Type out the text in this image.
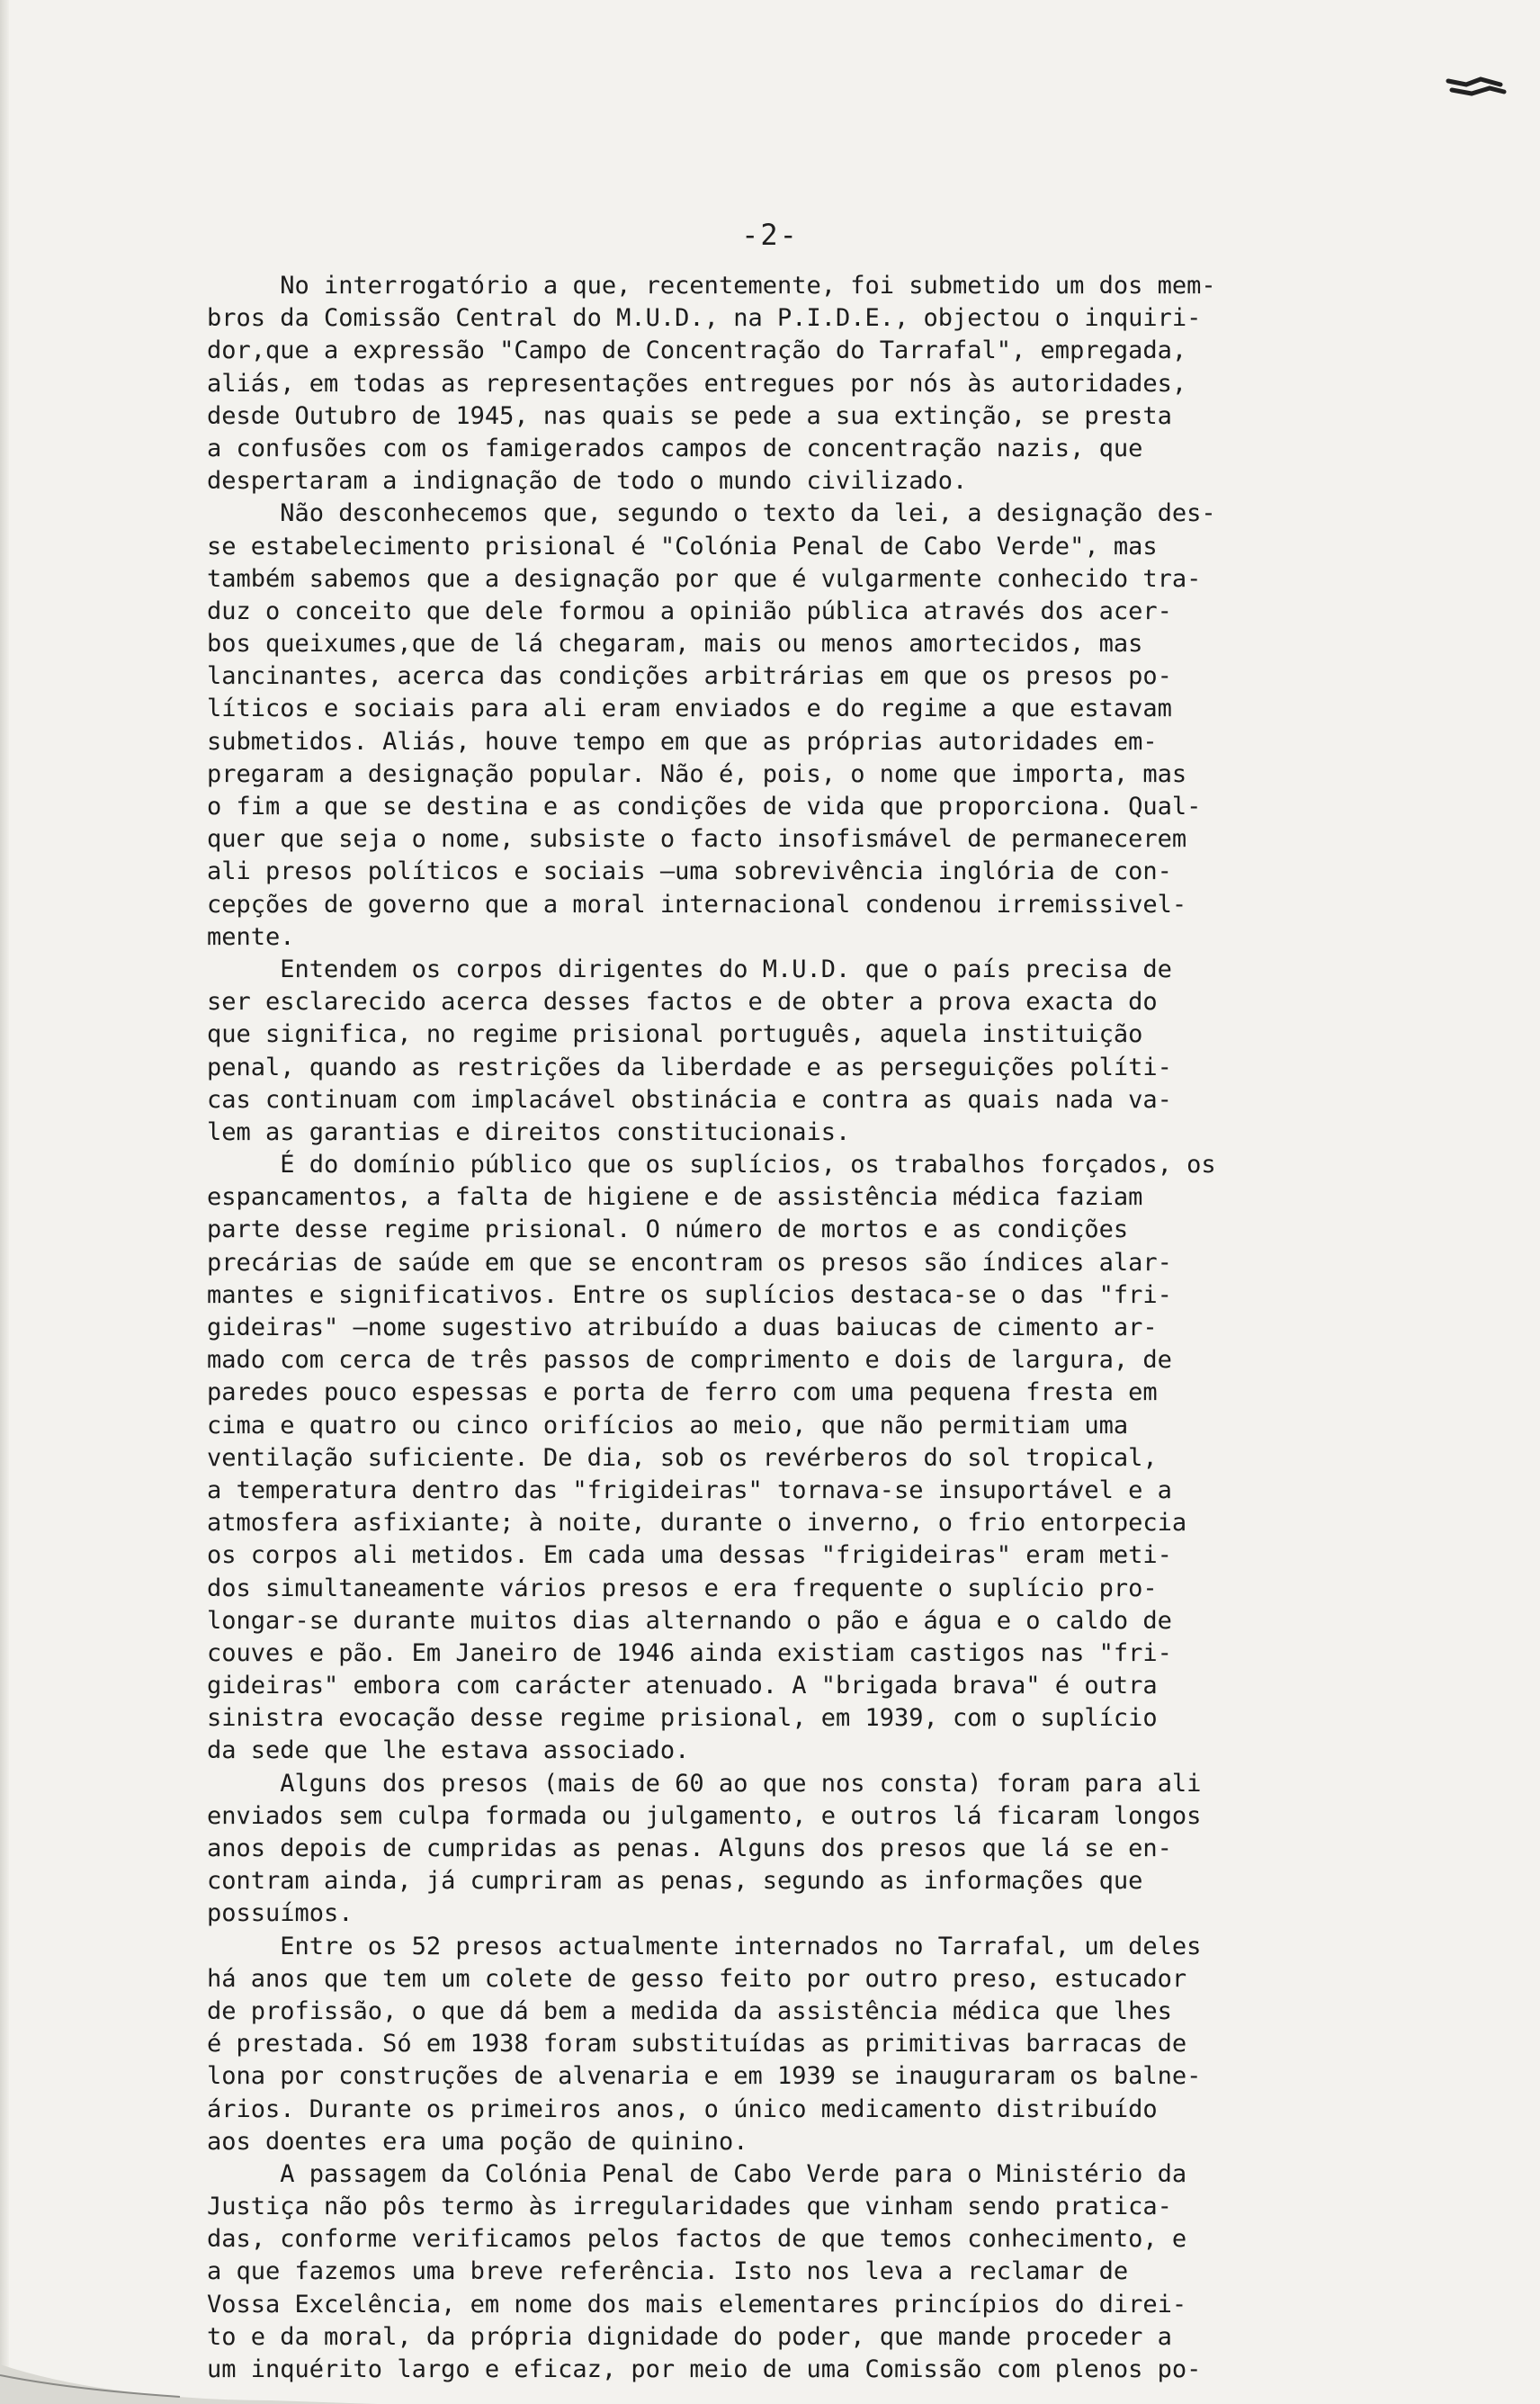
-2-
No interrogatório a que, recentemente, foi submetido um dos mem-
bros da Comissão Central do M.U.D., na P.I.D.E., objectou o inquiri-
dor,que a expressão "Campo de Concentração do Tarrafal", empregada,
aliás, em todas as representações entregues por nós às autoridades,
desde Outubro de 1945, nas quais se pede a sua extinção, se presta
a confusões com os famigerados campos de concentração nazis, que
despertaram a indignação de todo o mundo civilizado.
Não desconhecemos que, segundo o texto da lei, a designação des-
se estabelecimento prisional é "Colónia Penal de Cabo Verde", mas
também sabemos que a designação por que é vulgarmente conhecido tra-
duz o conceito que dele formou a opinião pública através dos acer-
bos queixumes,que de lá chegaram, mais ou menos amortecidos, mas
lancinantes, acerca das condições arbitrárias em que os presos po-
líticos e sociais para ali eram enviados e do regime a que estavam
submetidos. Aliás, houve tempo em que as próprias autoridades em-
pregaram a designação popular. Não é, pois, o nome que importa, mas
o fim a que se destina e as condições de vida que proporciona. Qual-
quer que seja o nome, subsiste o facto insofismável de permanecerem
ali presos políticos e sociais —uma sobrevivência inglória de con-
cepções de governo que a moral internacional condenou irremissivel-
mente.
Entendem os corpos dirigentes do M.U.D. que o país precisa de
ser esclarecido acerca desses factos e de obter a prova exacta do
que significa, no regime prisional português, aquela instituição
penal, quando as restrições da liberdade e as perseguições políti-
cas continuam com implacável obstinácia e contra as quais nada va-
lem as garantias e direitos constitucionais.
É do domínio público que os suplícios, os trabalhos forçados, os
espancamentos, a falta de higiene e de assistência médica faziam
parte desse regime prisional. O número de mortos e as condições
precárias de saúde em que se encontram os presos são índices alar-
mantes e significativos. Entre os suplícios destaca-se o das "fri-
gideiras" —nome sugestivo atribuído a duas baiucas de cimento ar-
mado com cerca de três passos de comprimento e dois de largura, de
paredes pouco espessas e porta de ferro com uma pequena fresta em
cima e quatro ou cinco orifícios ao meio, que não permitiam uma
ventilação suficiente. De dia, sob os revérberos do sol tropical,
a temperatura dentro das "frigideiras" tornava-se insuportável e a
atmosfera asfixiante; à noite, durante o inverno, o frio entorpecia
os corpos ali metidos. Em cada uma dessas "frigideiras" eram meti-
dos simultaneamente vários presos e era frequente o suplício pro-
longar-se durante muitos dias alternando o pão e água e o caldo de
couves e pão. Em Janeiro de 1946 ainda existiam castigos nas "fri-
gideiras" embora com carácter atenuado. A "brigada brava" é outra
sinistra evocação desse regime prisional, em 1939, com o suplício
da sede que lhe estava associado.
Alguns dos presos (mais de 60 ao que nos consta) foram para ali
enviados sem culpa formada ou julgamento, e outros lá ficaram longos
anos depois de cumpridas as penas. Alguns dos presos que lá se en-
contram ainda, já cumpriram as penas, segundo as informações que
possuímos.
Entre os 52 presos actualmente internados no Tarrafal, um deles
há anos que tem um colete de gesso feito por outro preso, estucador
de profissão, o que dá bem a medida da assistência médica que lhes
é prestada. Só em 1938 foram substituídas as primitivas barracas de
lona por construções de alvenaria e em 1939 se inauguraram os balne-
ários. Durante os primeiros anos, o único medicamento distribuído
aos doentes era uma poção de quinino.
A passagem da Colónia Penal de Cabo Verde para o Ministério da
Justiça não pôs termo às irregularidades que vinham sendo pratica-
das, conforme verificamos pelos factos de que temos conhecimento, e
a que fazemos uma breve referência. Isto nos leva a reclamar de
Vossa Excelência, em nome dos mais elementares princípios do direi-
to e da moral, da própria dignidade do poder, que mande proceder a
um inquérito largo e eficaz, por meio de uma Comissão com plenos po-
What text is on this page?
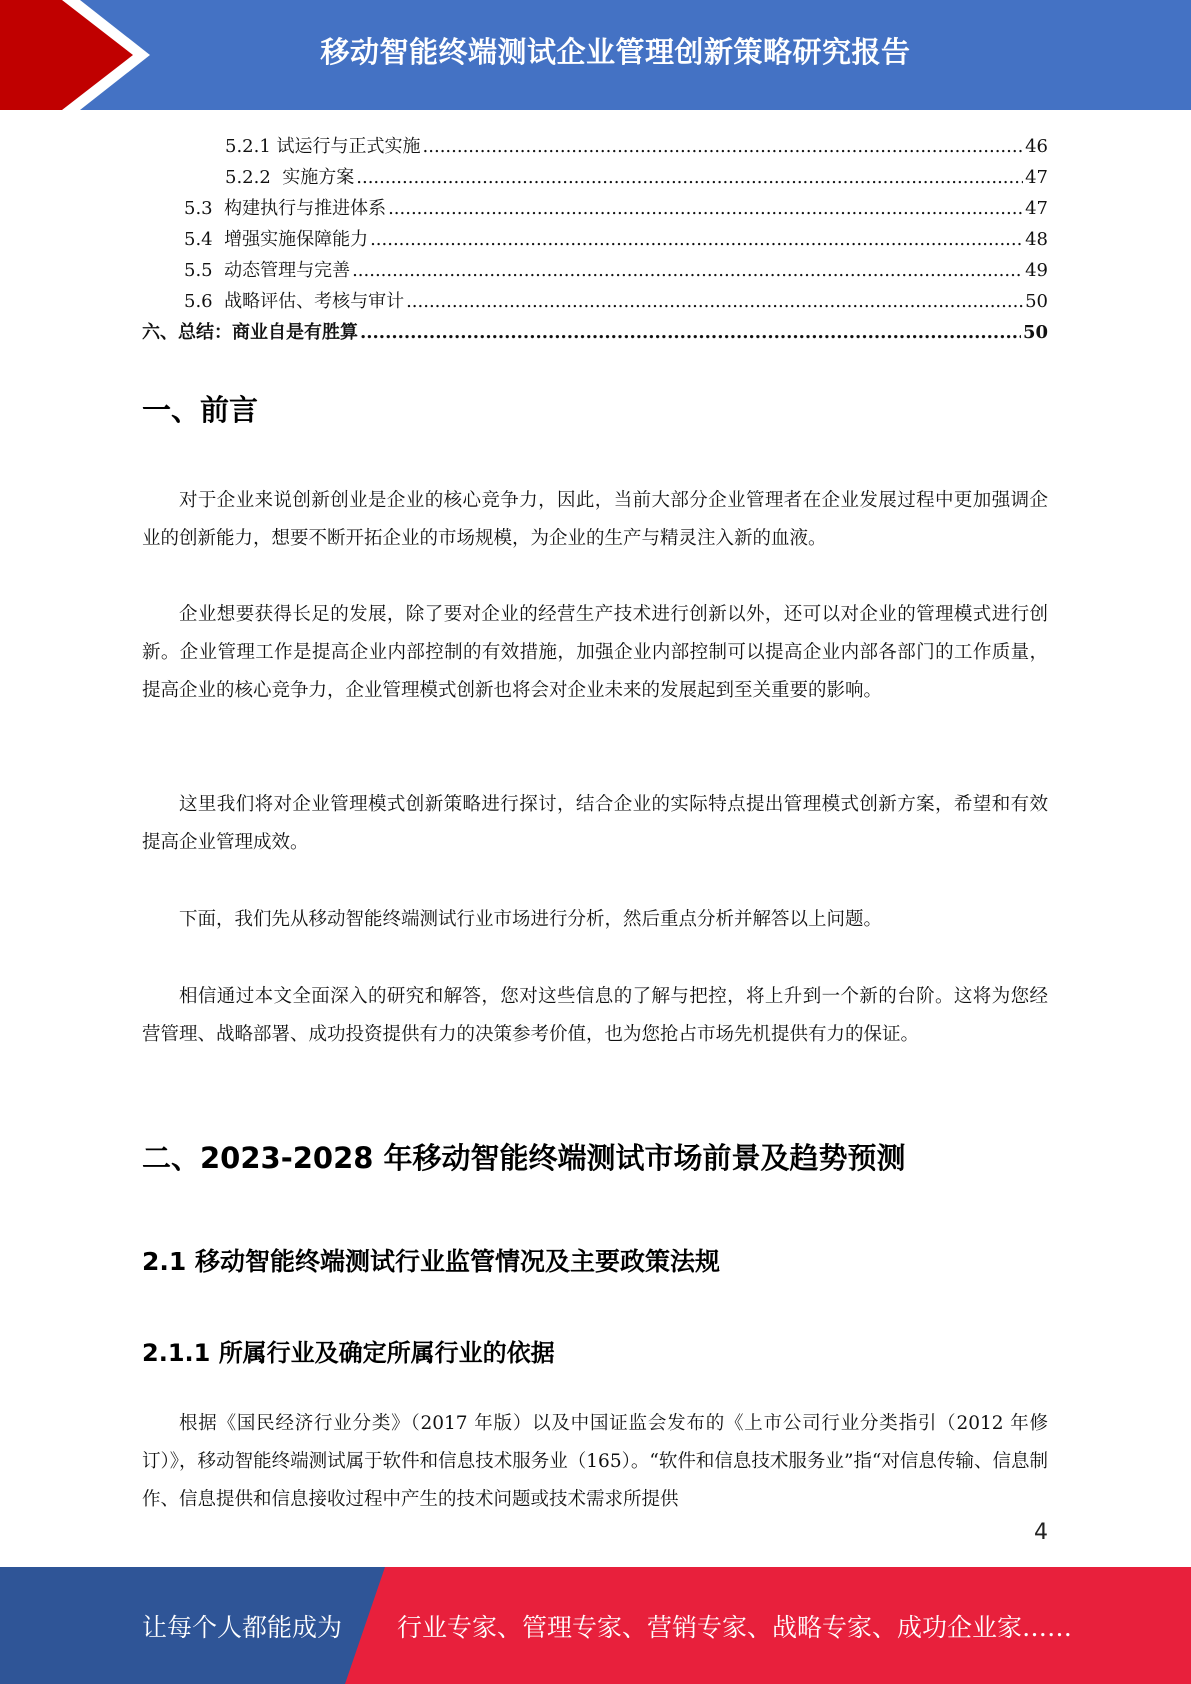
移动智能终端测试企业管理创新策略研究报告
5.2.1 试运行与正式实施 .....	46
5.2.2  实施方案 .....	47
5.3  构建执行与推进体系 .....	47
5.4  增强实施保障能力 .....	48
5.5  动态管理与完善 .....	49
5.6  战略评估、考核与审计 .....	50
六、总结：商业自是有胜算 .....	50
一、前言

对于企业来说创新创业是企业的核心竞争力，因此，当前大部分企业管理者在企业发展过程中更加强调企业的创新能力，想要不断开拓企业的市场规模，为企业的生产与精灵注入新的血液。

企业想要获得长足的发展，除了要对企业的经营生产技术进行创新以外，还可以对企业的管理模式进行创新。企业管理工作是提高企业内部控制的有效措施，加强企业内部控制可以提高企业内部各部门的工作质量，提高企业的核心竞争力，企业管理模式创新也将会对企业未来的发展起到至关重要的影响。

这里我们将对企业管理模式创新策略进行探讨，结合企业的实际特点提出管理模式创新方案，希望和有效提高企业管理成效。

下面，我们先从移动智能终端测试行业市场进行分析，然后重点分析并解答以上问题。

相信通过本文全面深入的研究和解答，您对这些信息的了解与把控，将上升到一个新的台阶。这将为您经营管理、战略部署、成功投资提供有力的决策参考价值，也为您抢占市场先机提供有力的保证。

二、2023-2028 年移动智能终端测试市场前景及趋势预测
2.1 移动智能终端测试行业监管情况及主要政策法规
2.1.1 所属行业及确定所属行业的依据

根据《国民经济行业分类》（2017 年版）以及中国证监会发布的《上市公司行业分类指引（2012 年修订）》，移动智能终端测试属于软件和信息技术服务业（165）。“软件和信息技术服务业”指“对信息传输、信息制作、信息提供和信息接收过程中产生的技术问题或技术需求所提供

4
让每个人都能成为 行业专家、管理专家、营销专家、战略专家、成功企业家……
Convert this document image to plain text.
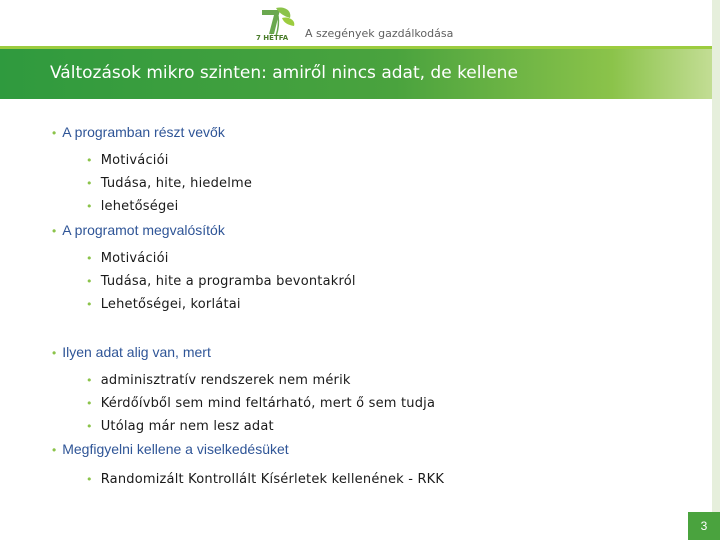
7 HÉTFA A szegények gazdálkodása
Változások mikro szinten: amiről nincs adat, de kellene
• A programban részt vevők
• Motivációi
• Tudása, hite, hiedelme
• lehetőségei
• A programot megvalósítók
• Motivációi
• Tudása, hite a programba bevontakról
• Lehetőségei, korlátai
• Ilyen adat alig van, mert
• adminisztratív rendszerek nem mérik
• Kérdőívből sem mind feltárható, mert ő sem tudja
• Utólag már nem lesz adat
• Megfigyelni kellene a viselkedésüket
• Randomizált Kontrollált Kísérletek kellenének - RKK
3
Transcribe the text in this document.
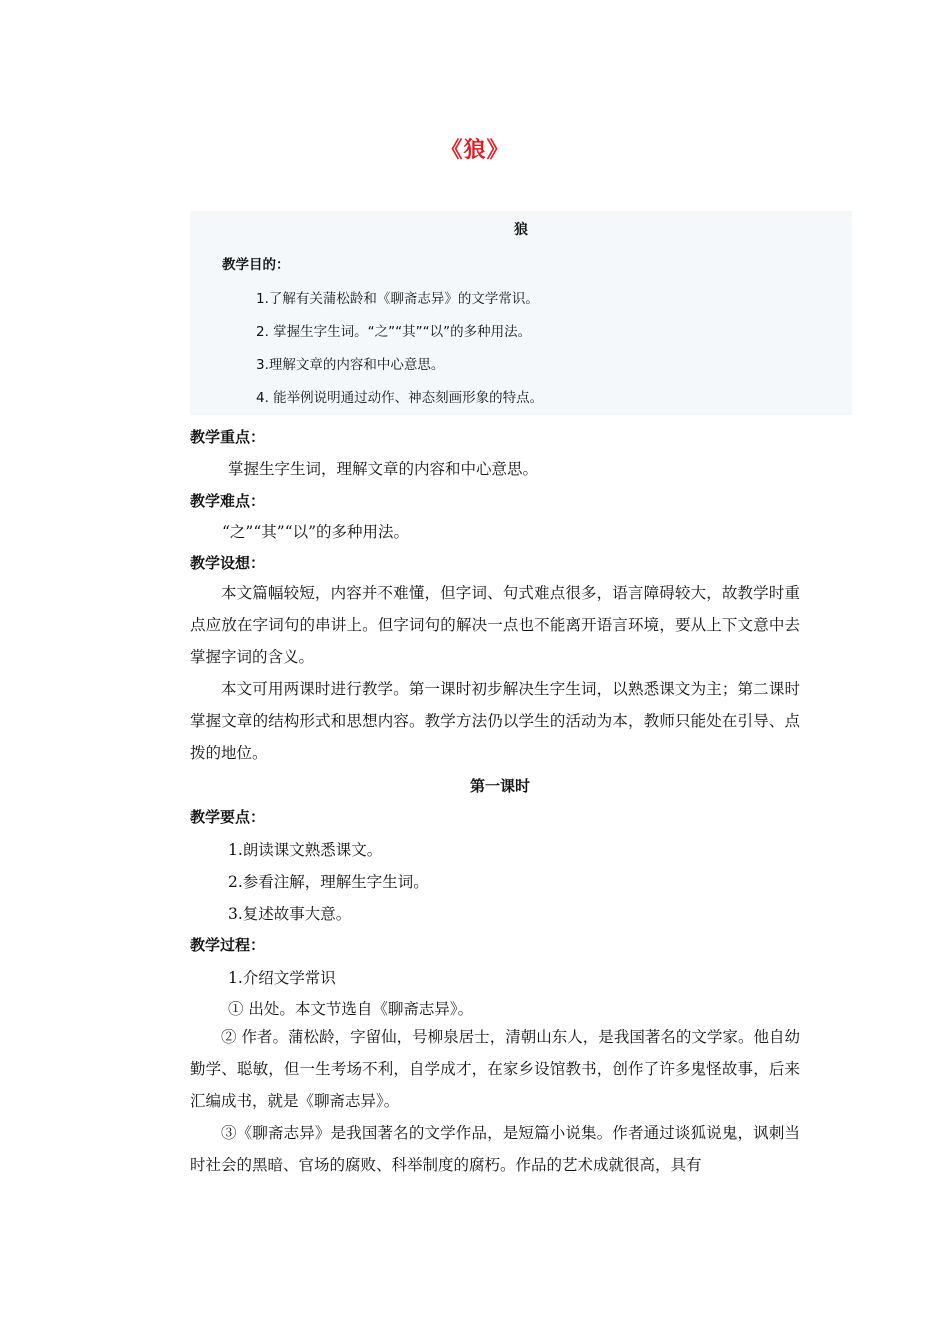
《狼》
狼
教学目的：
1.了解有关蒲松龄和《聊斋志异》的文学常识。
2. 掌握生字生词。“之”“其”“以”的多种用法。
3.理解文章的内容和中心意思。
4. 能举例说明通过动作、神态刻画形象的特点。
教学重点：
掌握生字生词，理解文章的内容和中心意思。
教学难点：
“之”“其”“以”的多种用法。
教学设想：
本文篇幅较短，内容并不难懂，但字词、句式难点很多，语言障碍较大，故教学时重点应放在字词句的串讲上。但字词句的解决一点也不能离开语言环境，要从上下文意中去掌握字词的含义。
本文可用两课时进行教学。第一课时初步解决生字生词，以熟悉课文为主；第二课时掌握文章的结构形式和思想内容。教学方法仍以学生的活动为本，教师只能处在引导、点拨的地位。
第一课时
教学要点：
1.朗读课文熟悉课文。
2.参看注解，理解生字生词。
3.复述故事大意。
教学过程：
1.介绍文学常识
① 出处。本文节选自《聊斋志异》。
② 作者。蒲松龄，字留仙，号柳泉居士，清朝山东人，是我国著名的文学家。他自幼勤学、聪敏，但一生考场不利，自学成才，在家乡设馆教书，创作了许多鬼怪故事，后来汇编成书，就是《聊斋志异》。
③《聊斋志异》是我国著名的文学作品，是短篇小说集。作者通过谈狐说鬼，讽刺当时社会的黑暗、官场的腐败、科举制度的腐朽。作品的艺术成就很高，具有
────────────────────
REQUIREMENTS: Keep only the lines that hold the string "corpos", and copy them out.

EXPECTED ANSWER:
Entendem os corpos dirigentes do M.U.D. que o país precisa de
os corpos ali metidos. Em cada uma dessas "frigideiras" eram meti-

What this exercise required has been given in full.